- WHAT IS NEEDED -
Quote every line as written. Omit pictures.

- SUPPLIED RECORDS -
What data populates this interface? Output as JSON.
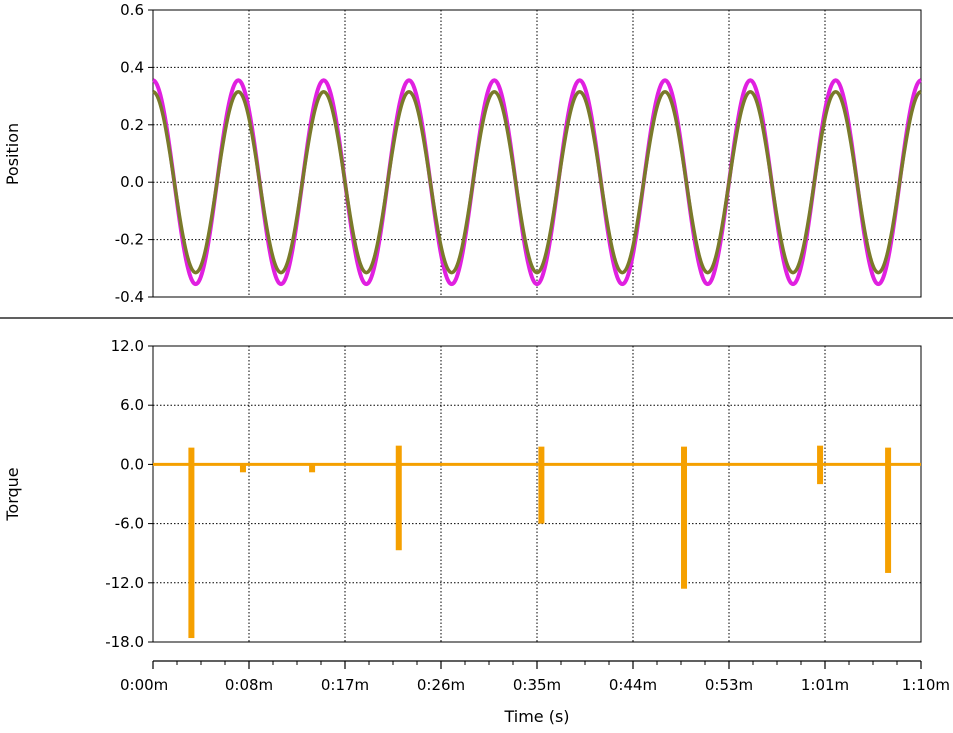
{
  "chart_data": [
    {
      "type": "line",
      "ylabel": "Position",
      "ylim": [
        -0.4,
        0.6
      ],
      "yticks": [
        "0.6",
        "0.4",
        "0.2",
        "0.0",
        "-0.2",
        "-0.4"
      ],
      "xlim": [
        0,
        70
      ],
      "grid": true,
      "series": [
        {
          "color": "#e020e0",
          "amplitude": 0.355,
          "cycles": 9,
          "phase": 0.25,
          "x": [
            0,
            1,
            2,
            3,
            4,
            5,
            6,
            7,
            8,
            9,
            10,
            11,
            12,
            13,
            14,
            15,
            16,
            17,
            18,
            19,
            20,
            21,
            22,
            23,
            24,
            25,
            26,
            27,
            28,
            29,
            30,
            31,
            32,
            33,
            34,
            35,
            36,
            37,
            38,
            39,
            40,
            41,
            42,
            43,
            44,
            45,
            46,
            47,
            48,
            49,
            50,
            51,
            52,
            53,
            54,
            55,
            56,
            57,
            58,
            59,
            60,
            61,
            62,
            63,
            64,
            65,
            66,
            67,
            68,
            69,
            70
          ],
          "y": [
            0.34,
            0.35,
            0.11,
            -0.18,
            -0.35,
            -0.28,
            0.01,
            0.28,
            0.35,
            0.18,
            -0.11,
            -0.33,
            -0.33,
            -0.11,
            0.19,
            0.35,
            0.27,
            0.0,
            -0.28,
            -0.35,
            -0.18,
            0.11,
            0.34,
            0.32,
            0.1,
            -0.2,
            -0.35,
            -0.27,
            0.01,
            0.29,
            0.35,
            0.17,
            -0.12,
            -0.34,
            -0.32,
            -0.1,
            0.2,
            0.35,
            0.26,
            -0.02,
            -0.29,
            -0.35,
            -0.17,
            0.13,
            0.34,
            0.31,
            0.08,
            -0.21,
            -0.35,
            -0.26,
            0.03,
            0.3,
            0.34,
            0.16,
            -0.14,
            -0.34,
            -0.31,
            -0.08,
            0.22,
            0.35,
            0.25,
            -0.04,
            -0.3,
            -0.34,
            -0.15,
            0.15,
            0.35,
            0.3,
            0.07,
            -0.23,
            -0.35
          ]
        },
        {
          "color": "#7a7a2a",
          "amplitude": 0.315,
          "cycles": 9,
          "phase": 0.18,
          "x": [
            0,
            1,
            2,
            3,
            4,
            5,
            6,
            7,
            8,
            9,
            10,
            11,
            12,
            13,
            14,
            15,
            16,
            17,
            18,
            19,
            20,
            21,
            22,
            23,
            24,
            25,
            26,
            27,
            28,
            29,
            30,
            31,
            32,
            33,
            34,
            35,
            36,
            37,
            38,
            39,
            40,
            41,
            42,
            43,
            44,
            45,
            46,
            47,
            48,
            49,
            50,
            51,
            52,
            53,
            54,
            55,
            56,
            57,
            58,
            59,
            60,
            61,
            62,
            63,
            64,
            65,
            66,
            67,
            68,
            69,
            70
          ],
          "y": [
            0.29,
            0.29,
            0.06,
            -0.19,
            -0.31,
            -0.21,
            0.03,
            0.26,
            0.3,
            0.14,
            -0.11,
            -0.29,
            -0.27,
            -0.06,
            0.19,
            0.31,
            0.21,
            -0.03,
            -0.26,
            -0.3,
            -0.14,
            0.11,
            0.29,
            0.27,
            0.06,
            -0.19,
            -0.31,
            -0.21,
            0.03,
            0.26,
            0.3,
            0.14,
            -0.11,
            -0.29,
            -0.27,
            -0.06,
            0.19,
            0.31,
            0.21,
            -0.03,
            -0.26,
            -0.3,
            -0.14,
            0.11,
            0.29,
            0.27,
            0.06,
            -0.19,
            -0.31,
            -0.21,
            0.03,
            0.26,
            0.3,
            0.14,
            -0.11,
            -0.29,
            -0.27,
            -0.06,
            0.19,
            0.31,
            0.21,
            -0.03,
            -0.26,
            -0.3,
            -0.14,
            0.11,
            0.29,
            0.27,
            0.06,
            -0.19,
            -0.31
          ]
        }
      ]
    },
    {
      "type": "line",
      "ylabel": "Torque",
      "xlabel": "Time (s)",
      "ylim": [
        -18.0,
        12.0
      ],
      "yticks": [
        "12.0",
        "6.0",
        "0.0",
        "-6.0",
        "-12.0",
        "-18.0"
      ],
      "xlim": [
        0,
        70
      ],
      "xticks": [
        "0:00m",
        "0:08m",
        "0:17m",
        "0:26m",
        "0:35m",
        "0:44m",
        "0:53m",
        "1:01m",
        "1:10m"
      ],
      "grid": true,
      "baseline": 0.0,
      "series": [
        {
          "color": "#f5a000",
          "x": [
            3.5,
            8.2,
            14.5,
            22.4,
            35.4,
            48.4,
            60.8,
            67.0
          ],
          "spike_min": [
            -17.6,
            -0.8,
            -0.8,
            -8.7,
            -6.0,
            -12.6,
            -2.0,
            -11.0
          ],
          "spike_max": [
            1.7,
            0.0,
            0.0,
            1.9,
            1.8,
            1.8,
            1.9,
            1.7
          ]
        }
      ]
    }
  ]
}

- ANSWER TO THIS EXERCISE -
What data populates this interface? Output as JSON.
{
  "chart_data": [
    {
      "type": "line",
      "ylabel": "Position",
      "ylim": [
        -0.4,
        0.6
      ],
      "yticks": [
        "0.6",
        "0.4",
        "0.2",
        "0.0",
        "-0.2",
        "-0.4"
      ],
      "xlim": [
        0,
        70
      ],
      "grid": true,
      "series": [
        {
          "color": "#e020e0",
          "amplitude": 0.355,
          "cycles": 9,
          "phase": 0.25,
          "x": [
            0,
            1,
            2,
            3,
            4,
            5,
            6,
            7,
            8,
            9,
            10,
            11,
            12,
            13,
            14,
            15,
            16,
            17,
            18,
            19,
            20,
            21,
            22,
            23,
            24,
            25,
            26,
            27,
            28,
            29,
            30,
            31,
            32,
            33,
            34,
            35,
            36,
            37,
            38,
            39,
            40,
            41,
            42,
            43,
            44,
            45,
            46,
            47,
            48,
            49,
            50,
            51,
            52,
            53,
            54,
            55,
            56,
            57,
            58,
            59,
            60,
            61,
            62,
            63,
            64,
            65,
            66,
            67,
            68,
            69,
            70
          ],
          "y": [
            0.34,
            0.35,
            0.11,
            -0.18,
            -0.35,
            -0.28,
            0.01,
            0.28,
            0.35,
            0.18,
            -0.11,
            -0.33,
            -0.33,
            -0.11,
            0.19,
            0.35,
            0.27,
            0.0,
            -0.28,
            -0.35,
            -0.18,
            0.11,
            0.34,
            0.32,
            0.1,
            -0.2,
            -0.35,
            -0.27,
            0.01,
            0.29,
            0.35,
            0.17,
            -0.12,
            -0.34,
            -0.32,
            -0.1,
            0.2,
            0.35,
            0.26,
            -0.02,
            -0.29,
            -0.35,
            -0.17,
            0.13,
            0.34,
            0.31,
            0.08,
            -0.21,
            -0.35,
            -0.26,
            0.03,
            0.3,
            0.34,
            0.16,
            -0.14,
            -0.34,
            -0.31,
            -0.08,
            0.22,
            0.35,
            0.25,
            -0.04,
            -0.3,
            -0.34,
            -0.15,
            0.15,
            0.35,
            0.3,
            0.07,
            -0.23,
            -0.35
          ]
        },
        {
          "color": "#7a7a2a",
          "amplitude": 0.315,
          "cycles": 9,
          "phase": 0.18,
          "x": [
            0,
            1,
            2,
            3,
            4,
            5,
            6,
            7,
            8,
            9,
            10,
            11,
            12,
            13,
            14,
            15,
            16,
            17,
            18,
            19,
            20,
            21,
            22,
            23,
            24,
            25,
            26,
            27,
            28,
            29,
            30,
            31,
            32,
            33,
            34,
            35,
            36,
            37,
            38,
            39,
            40,
            41,
            42,
            43,
            44,
            45,
            46,
            47,
            48,
            49,
            50,
            51,
            52,
            53,
            54,
            55,
            56,
            57,
            58,
            59,
            60,
            61,
            62,
            63,
            64,
            65,
            66,
            67,
            68,
            69,
            70
          ],
          "y": [
            0.29,
            0.29,
            0.06,
            -0.19,
            -0.31,
            -0.21,
            0.03,
            0.26,
            0.3,
            0.14,
            -0.11,
            -0.29,
            -0.27,
            -0.06,
            0.19,
            0.31,
            0.21,
            -0.03,
            -0.26,
            -0.3,
            -0.14,
            0.11,
            0.29,
            0.27,
            0.06,
            -0.19,
            -0.31,
            -0.21,
            0.03,
            0.26,
            0.3,
            0.14,
            -0.11,
            -0.29,
            -0.27,
            -0.06,
            0.19,
            0.31,
            0.21,
            -0.03,
            -0.26,
            -0.3,
            -0.14,
            0.11,
            0.29,
            0.27,
            0.06,
            -0.19,
            -0.31,
            -0.21,
            0.03,
            0.26,
            0.3,
            0.14,
            -0.11,
            -0.29,
            -0.27,
            -0.06,
            0.19,
            0.31,
            0.21,
            -0.03,
            -0.26,
            -0.3,
            -0.14,
            0.11,
            0.29,
            0.27,
            0.06,
            -0.19,
            -0.31
          ]
        }
      ]
    },
    {
      "type": "line",
      "ylabel": "Torque",
      "xlabel": "Time (s)",
      "ylim": [
        -18.0,
        12.0
      ],
      "yticks": [
        "12.0",
        "6.0",
        "0.0",
        "-6.0",
        "-12.0",
        "-18.0"
      ],
      "xlim": [
        0,
        70
      ],
      "xticks": [
        "0:00m",
        "0:08m",
        "0:17m",
        "0:26m",
        "0:35m",
        "0:44m",
        "0:53m",
        "1:01m",
        "1:10m"
      ],
      "grid": true,
      "baseline": 0.0,
      "series": [
        {
          "color": "#f5a000",
          "x": [
            3.5,
            8.2,
            14.5,
            22.4,
            35.4,
            48.4,
            60.8,
            67.0
          ],
          "spike_min": [
            -17.6,
            -0.8,
            -0.8,
            -8.7,
            -6.0,
            -12.6,
            -2.0,
            -11.0
          ],
          "spike_max": [
            1.7,
            0.0,
            0.0,
            1.9,
            1.8,
            1.8,
            1.9,
            1.7
          ]
        }
      ]
    }
  ]
}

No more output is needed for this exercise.